# Work to do:
Find each line with the word "khác" and copy it.

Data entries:
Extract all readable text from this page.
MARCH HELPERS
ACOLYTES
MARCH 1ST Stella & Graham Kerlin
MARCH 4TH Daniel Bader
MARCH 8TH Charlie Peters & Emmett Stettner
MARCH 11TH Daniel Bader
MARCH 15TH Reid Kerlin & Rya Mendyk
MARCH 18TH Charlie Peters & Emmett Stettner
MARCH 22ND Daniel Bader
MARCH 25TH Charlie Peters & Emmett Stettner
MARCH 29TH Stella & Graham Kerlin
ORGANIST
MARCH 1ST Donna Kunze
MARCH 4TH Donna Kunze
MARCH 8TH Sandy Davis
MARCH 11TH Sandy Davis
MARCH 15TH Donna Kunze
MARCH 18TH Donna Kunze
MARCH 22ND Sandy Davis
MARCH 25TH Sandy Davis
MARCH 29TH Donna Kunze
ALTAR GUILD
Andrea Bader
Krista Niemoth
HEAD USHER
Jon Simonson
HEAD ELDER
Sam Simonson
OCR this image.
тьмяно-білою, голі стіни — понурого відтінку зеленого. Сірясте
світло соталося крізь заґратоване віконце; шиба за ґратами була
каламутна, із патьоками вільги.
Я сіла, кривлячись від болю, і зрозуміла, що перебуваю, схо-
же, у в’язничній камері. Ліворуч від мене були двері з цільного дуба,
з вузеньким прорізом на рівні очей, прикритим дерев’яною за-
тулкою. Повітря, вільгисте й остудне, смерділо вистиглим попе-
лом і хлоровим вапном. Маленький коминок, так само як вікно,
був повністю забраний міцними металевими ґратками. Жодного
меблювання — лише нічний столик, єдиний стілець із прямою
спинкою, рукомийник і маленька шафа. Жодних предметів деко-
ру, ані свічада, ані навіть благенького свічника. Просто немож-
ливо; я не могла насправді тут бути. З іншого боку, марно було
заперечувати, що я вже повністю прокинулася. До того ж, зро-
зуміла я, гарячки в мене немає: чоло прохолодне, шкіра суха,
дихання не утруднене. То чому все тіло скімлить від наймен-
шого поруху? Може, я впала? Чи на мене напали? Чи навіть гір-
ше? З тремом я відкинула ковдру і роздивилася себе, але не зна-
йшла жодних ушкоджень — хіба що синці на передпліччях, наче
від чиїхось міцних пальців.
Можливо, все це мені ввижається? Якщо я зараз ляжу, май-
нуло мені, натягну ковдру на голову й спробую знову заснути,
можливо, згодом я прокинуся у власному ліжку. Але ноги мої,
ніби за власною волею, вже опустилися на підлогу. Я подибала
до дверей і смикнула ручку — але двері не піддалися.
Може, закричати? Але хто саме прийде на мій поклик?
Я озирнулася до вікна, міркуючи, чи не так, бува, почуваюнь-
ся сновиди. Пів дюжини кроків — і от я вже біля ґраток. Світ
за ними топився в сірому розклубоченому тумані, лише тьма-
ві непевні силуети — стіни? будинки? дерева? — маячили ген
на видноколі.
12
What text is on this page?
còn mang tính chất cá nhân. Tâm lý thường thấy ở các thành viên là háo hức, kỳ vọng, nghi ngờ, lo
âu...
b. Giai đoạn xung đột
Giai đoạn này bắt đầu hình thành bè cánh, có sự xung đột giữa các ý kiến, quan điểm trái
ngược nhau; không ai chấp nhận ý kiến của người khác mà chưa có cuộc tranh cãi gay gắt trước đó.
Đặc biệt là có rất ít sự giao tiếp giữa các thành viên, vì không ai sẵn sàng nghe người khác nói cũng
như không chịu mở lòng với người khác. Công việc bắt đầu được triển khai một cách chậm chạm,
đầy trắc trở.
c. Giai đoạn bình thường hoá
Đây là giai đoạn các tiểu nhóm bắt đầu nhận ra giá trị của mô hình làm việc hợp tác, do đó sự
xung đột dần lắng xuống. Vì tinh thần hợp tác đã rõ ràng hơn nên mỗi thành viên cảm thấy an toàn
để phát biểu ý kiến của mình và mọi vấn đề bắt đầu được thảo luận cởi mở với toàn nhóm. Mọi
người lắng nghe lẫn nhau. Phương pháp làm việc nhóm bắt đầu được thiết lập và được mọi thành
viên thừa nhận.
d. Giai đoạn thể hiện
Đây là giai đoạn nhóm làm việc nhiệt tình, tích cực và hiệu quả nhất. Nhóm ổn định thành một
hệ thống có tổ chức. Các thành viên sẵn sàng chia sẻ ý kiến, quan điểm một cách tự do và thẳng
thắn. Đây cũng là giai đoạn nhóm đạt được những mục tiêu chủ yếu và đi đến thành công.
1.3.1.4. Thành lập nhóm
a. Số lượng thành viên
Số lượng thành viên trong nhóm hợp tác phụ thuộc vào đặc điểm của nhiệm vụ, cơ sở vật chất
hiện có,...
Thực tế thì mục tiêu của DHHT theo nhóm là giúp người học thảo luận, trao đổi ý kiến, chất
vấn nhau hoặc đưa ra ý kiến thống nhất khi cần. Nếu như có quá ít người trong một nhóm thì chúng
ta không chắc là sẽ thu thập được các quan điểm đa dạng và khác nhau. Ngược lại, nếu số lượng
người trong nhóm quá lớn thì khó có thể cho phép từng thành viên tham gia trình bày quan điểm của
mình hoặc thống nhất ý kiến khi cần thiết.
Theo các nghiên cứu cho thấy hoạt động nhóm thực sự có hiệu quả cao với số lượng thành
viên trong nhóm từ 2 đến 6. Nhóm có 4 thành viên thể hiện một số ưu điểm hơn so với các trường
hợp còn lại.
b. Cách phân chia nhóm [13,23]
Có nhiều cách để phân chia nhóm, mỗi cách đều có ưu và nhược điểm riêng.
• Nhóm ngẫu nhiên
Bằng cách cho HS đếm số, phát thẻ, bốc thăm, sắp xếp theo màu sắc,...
--
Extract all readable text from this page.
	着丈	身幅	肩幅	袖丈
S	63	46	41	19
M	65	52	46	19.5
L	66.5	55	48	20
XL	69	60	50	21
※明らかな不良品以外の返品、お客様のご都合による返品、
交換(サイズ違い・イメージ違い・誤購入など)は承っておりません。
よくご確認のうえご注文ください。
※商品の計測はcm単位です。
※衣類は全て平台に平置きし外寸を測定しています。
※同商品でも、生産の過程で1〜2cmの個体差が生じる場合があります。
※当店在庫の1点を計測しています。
--
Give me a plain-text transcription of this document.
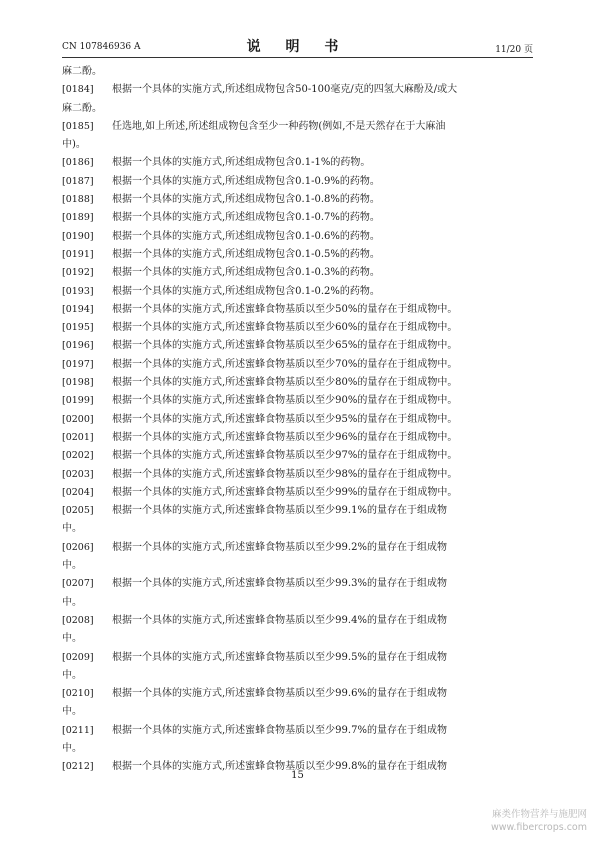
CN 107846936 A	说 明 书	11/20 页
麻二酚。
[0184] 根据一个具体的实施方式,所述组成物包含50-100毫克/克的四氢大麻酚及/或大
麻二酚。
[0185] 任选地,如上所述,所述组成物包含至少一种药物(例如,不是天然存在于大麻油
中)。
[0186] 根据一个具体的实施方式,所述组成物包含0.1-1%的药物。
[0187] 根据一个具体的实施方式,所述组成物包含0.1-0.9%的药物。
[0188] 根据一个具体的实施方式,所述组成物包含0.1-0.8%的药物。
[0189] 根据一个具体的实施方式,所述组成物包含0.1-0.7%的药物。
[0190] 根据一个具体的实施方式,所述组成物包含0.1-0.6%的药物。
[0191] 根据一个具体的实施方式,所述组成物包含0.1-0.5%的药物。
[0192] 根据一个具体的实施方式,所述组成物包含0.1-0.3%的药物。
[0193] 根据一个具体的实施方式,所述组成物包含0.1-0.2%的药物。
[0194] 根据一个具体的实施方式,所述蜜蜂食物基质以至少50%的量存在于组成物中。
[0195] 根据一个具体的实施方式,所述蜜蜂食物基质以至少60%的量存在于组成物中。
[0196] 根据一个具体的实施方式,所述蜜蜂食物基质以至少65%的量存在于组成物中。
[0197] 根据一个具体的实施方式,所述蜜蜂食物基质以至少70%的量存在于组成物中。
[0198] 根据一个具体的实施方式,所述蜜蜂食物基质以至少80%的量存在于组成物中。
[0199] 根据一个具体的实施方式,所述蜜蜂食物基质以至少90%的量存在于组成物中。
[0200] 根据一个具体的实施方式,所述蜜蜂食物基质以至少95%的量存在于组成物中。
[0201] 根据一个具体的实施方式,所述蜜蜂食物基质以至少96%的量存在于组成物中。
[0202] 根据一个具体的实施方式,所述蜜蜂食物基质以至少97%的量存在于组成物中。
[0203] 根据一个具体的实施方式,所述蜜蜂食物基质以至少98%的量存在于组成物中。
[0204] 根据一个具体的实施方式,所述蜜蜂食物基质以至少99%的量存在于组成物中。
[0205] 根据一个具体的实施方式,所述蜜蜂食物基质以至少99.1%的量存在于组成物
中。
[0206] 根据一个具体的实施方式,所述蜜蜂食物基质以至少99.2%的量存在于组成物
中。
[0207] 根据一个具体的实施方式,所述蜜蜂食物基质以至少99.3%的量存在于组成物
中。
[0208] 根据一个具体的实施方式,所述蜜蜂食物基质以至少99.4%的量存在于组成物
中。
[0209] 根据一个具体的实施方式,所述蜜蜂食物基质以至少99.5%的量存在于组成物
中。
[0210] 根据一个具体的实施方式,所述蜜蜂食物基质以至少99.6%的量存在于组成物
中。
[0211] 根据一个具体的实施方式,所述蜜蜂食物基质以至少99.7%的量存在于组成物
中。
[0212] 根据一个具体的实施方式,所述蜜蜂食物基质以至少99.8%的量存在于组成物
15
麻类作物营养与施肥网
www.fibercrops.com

# Task solution:
ngược nhau; không ai chấp nhận ý kiến của người khác mà chưa có cuộc tranh cãi gay gắt trước đó.
Đặc biệt là có rất ít sự giao tiếp giữa các thành viên, vì không ai sẵn sàng nghe người khác nói cũng
như không chịu mở lòng với người khác. Công việc bắt đầu được triển khai một cách chậm chạm,
ta không chắc là sẽ thu thập được các quan điểm đa dạng và khác nhau. Ngược lại, nếu số lượng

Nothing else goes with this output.